**Exercise aim:** How many lines hold the string "this"? Give only the number.

**Records for the exercise:**

▼▼▼

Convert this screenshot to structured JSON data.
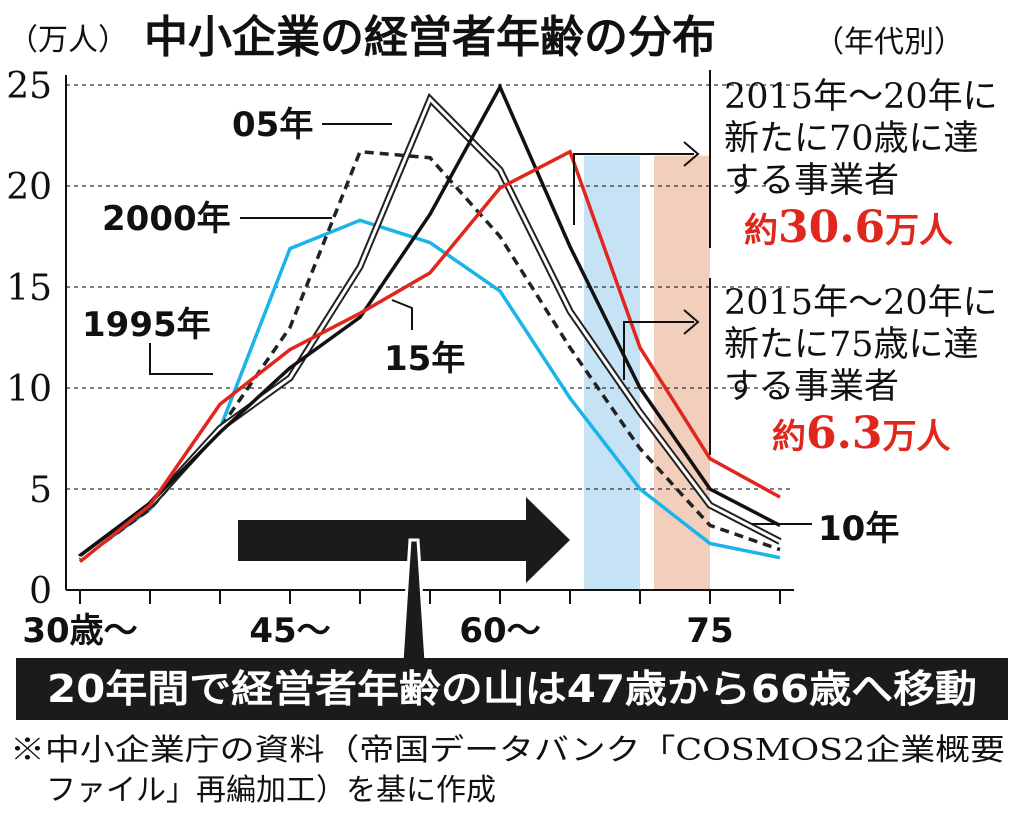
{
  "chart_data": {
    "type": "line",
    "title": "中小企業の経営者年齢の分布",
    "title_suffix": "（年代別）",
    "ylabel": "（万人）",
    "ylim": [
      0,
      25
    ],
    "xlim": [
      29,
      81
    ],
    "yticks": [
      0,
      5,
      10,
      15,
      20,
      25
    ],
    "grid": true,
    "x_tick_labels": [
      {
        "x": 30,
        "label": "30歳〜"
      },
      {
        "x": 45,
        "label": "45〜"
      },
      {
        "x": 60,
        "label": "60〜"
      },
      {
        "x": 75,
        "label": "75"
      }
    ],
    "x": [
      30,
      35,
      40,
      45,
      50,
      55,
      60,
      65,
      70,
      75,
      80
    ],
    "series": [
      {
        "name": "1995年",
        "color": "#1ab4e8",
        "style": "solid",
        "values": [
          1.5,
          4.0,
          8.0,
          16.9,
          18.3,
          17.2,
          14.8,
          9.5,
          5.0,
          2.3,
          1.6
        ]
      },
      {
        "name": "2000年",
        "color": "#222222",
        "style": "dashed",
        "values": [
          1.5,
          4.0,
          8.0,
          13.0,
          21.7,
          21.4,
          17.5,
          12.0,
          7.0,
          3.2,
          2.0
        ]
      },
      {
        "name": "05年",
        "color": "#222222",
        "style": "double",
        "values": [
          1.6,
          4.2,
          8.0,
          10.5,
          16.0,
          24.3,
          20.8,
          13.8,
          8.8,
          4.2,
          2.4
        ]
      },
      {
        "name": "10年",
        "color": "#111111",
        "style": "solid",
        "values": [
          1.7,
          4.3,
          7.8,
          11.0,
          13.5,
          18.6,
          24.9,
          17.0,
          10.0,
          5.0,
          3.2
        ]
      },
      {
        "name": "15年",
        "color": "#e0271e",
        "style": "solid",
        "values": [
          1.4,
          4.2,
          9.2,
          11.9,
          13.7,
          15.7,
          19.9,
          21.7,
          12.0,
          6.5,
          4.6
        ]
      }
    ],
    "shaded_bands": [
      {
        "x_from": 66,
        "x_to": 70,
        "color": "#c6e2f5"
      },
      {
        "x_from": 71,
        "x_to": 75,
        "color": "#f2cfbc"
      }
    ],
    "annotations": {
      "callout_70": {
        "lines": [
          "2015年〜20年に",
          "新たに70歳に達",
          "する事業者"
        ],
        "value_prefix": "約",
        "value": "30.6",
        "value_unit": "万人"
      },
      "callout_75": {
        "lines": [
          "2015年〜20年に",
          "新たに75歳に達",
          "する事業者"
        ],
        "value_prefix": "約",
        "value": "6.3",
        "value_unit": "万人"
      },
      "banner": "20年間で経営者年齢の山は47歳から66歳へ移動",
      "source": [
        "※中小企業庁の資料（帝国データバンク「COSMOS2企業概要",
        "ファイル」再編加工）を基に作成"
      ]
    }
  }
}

▲▲▲
▼▼▼

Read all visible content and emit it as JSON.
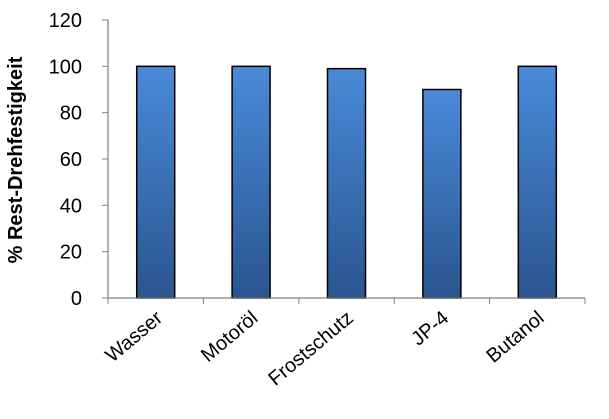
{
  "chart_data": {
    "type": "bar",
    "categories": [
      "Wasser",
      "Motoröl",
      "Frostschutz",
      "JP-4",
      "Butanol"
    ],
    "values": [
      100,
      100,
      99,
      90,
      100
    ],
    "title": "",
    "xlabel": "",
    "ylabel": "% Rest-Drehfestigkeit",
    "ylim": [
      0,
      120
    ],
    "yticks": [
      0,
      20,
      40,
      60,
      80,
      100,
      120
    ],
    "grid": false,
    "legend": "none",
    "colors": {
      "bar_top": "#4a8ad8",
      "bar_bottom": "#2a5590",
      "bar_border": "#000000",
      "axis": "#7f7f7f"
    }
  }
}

▲▲▲
▼▼▼

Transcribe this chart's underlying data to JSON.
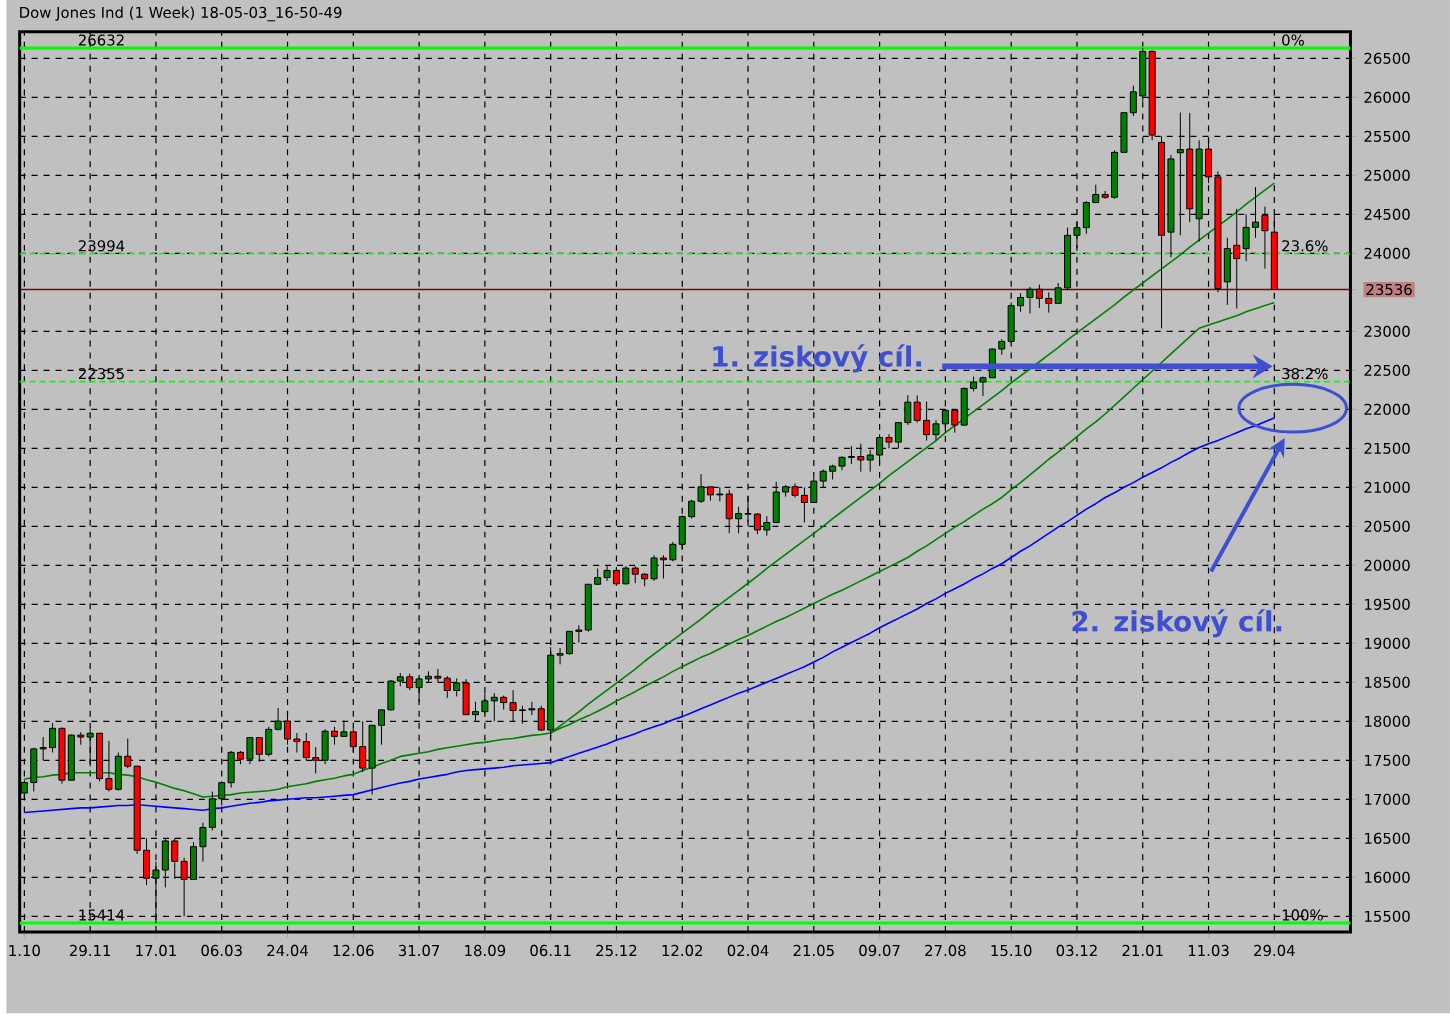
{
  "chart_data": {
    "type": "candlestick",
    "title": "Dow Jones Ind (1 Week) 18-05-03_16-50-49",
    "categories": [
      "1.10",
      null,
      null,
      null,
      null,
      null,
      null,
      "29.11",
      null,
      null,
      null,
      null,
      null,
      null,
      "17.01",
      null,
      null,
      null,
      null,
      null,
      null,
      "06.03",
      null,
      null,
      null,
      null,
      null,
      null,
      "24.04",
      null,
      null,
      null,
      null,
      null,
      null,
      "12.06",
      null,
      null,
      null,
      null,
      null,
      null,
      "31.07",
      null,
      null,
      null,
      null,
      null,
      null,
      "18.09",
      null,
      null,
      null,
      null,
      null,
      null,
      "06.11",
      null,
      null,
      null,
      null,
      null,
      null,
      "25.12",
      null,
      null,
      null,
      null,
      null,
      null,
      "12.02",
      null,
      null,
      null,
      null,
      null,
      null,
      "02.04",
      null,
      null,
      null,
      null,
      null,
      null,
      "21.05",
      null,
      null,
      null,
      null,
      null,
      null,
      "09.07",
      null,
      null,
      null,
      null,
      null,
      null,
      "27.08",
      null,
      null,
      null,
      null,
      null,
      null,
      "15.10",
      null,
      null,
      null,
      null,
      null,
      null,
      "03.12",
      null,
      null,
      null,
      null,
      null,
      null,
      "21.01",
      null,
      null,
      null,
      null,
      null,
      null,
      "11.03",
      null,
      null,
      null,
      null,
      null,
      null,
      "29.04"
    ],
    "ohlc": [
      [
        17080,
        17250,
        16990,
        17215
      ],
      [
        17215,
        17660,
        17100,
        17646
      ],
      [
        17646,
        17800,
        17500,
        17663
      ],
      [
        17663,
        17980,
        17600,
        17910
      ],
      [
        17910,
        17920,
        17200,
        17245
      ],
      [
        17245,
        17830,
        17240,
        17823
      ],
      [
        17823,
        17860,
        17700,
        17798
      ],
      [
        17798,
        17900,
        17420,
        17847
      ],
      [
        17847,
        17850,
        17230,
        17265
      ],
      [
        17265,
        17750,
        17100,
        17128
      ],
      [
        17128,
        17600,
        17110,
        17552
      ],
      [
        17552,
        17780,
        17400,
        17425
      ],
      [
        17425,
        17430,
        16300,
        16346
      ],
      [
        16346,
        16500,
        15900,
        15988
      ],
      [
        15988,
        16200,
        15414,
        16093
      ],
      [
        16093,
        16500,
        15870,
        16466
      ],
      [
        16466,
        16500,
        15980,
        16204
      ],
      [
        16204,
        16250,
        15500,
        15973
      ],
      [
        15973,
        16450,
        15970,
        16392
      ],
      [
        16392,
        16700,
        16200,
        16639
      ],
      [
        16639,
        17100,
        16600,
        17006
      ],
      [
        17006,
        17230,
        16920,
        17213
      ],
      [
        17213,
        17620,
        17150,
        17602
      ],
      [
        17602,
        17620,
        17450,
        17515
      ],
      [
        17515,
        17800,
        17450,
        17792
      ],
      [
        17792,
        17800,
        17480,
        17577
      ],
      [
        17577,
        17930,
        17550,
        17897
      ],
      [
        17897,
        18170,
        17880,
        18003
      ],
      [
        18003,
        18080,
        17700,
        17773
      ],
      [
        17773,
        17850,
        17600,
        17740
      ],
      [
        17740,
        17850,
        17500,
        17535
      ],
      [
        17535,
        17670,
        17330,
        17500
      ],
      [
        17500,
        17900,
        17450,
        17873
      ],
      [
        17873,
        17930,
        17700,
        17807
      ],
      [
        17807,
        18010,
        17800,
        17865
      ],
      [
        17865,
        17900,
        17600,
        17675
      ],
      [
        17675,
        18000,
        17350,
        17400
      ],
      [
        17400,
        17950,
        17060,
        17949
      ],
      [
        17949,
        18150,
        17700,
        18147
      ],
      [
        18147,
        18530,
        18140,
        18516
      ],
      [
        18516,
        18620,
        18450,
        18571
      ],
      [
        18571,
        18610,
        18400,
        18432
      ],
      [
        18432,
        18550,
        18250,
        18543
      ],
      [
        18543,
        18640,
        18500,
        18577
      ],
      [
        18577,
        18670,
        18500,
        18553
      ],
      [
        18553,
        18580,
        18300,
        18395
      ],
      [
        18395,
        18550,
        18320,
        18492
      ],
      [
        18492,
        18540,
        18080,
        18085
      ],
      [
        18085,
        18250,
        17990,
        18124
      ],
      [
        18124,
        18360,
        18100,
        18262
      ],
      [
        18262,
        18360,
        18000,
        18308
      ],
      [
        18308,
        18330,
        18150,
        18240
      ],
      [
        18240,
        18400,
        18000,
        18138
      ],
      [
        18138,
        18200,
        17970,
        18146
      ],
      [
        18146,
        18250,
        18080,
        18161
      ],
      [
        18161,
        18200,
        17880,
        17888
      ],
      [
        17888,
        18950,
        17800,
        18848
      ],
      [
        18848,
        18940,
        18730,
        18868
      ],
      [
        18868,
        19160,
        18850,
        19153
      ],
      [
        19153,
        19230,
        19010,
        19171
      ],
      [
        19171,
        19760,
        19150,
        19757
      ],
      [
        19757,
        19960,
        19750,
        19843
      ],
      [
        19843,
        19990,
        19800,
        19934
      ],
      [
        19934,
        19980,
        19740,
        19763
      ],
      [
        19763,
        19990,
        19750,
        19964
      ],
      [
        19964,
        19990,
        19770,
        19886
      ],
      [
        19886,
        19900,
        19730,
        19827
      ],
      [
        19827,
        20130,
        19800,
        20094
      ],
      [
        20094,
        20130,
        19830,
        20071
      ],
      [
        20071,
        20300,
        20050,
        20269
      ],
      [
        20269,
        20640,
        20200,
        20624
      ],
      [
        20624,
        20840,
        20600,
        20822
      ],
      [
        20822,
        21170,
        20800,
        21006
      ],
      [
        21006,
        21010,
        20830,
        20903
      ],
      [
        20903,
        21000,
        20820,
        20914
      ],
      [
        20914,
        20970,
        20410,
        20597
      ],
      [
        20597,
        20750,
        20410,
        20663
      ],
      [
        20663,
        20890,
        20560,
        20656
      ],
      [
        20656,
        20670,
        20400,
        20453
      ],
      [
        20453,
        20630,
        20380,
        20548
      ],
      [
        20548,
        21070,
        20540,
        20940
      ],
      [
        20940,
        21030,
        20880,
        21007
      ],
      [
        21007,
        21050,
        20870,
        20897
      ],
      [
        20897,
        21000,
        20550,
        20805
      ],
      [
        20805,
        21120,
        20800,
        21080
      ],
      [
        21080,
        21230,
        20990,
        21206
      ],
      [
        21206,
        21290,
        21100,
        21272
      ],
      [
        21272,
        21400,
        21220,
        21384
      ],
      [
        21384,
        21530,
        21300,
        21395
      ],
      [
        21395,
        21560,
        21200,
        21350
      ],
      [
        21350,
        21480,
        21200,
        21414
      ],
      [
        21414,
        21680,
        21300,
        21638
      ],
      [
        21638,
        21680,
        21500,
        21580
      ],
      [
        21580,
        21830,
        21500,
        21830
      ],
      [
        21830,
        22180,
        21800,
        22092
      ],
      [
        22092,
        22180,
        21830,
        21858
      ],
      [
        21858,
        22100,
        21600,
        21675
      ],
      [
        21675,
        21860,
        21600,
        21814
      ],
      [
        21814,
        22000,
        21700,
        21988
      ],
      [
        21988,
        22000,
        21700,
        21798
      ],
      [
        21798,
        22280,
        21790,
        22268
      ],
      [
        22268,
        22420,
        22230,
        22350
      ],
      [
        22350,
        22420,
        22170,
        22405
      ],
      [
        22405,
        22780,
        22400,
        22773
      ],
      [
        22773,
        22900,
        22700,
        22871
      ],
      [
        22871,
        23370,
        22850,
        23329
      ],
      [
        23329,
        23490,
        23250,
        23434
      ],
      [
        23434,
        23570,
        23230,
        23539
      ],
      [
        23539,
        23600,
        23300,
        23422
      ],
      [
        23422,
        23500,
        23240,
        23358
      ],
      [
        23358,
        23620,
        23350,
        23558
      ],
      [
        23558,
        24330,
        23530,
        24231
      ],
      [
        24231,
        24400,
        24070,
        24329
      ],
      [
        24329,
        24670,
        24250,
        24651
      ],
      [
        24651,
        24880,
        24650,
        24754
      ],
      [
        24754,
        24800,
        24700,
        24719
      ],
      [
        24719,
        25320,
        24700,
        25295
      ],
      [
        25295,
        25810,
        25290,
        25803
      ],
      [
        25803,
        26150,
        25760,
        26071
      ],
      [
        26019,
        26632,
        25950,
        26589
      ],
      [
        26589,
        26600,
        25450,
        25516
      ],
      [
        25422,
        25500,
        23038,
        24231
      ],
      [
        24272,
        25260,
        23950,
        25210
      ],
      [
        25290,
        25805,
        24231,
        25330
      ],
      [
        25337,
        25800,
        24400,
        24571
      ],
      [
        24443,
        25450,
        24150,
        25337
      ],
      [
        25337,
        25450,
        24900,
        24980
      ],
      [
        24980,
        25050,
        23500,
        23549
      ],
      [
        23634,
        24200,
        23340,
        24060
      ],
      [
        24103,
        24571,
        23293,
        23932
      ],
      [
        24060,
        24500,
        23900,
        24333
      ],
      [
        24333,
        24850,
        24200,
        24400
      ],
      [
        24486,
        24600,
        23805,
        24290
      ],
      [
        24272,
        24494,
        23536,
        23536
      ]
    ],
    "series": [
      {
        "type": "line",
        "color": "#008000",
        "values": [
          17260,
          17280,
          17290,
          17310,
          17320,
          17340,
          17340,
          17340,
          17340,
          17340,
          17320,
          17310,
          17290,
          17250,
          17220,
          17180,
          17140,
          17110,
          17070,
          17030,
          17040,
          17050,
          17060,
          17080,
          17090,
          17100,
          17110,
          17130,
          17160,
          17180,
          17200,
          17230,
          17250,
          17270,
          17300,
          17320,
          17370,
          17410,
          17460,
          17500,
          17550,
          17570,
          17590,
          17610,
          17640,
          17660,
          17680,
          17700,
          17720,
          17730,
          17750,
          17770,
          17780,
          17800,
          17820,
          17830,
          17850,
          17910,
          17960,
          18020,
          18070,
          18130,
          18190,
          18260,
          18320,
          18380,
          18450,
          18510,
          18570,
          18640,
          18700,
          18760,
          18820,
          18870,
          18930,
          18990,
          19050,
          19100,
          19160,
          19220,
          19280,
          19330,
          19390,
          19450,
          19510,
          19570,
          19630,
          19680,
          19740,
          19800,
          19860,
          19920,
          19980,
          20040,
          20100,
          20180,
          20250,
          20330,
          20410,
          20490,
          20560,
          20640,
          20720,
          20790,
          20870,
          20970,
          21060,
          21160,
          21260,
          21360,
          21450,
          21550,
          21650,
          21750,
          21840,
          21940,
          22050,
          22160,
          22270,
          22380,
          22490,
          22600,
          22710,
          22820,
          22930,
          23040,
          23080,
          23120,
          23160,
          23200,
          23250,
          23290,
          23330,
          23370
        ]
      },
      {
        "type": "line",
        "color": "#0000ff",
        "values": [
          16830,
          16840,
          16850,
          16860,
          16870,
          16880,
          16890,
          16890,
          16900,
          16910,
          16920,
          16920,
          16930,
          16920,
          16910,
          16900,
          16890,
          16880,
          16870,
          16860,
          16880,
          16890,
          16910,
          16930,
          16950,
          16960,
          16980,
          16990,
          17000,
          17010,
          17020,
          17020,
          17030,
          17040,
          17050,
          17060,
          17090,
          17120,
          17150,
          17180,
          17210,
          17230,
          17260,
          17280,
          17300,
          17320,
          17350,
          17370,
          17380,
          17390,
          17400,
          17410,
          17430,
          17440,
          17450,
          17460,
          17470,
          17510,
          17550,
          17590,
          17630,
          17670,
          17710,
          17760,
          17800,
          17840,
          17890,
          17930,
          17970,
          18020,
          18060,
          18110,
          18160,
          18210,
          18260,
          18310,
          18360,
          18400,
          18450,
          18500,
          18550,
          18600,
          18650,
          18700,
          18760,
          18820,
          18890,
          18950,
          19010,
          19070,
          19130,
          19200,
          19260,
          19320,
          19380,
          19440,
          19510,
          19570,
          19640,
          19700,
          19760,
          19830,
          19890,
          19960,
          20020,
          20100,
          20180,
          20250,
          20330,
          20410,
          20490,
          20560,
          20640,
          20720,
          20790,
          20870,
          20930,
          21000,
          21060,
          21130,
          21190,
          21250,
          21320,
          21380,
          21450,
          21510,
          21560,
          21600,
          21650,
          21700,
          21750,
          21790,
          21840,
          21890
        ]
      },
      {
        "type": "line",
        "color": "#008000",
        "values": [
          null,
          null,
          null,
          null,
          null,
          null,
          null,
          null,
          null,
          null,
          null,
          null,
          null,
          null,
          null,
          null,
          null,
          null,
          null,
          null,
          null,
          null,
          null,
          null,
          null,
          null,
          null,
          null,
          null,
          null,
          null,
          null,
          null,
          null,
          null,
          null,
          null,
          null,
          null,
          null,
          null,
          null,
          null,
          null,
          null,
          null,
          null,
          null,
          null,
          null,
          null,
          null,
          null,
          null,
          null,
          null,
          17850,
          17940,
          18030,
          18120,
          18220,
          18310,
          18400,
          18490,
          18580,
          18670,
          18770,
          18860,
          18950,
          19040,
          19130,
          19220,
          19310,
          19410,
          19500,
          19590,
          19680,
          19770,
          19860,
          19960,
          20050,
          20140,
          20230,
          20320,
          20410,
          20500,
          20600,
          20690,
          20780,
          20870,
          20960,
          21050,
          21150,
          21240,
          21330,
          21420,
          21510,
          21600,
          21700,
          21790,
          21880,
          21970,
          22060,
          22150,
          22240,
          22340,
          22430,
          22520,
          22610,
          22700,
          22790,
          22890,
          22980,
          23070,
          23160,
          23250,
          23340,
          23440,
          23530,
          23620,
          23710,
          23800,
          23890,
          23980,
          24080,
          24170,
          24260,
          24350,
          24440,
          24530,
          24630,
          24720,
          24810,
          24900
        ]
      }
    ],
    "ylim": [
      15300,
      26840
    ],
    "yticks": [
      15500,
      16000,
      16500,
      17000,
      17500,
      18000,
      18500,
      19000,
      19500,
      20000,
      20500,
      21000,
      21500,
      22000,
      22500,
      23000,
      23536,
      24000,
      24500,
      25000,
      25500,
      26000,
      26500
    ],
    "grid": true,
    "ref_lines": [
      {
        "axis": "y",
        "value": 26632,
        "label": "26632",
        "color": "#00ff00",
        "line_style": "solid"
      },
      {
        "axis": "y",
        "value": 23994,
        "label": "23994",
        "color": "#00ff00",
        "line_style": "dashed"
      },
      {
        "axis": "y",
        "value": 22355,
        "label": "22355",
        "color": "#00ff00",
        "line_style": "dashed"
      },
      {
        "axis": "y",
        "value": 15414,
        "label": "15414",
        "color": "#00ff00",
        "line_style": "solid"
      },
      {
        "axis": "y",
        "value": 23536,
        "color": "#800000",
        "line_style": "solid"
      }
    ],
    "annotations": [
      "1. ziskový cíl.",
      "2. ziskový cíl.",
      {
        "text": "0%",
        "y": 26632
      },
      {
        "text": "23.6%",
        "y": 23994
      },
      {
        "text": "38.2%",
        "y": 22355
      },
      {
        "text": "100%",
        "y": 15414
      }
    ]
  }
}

▲▲▲

**Solution:** 2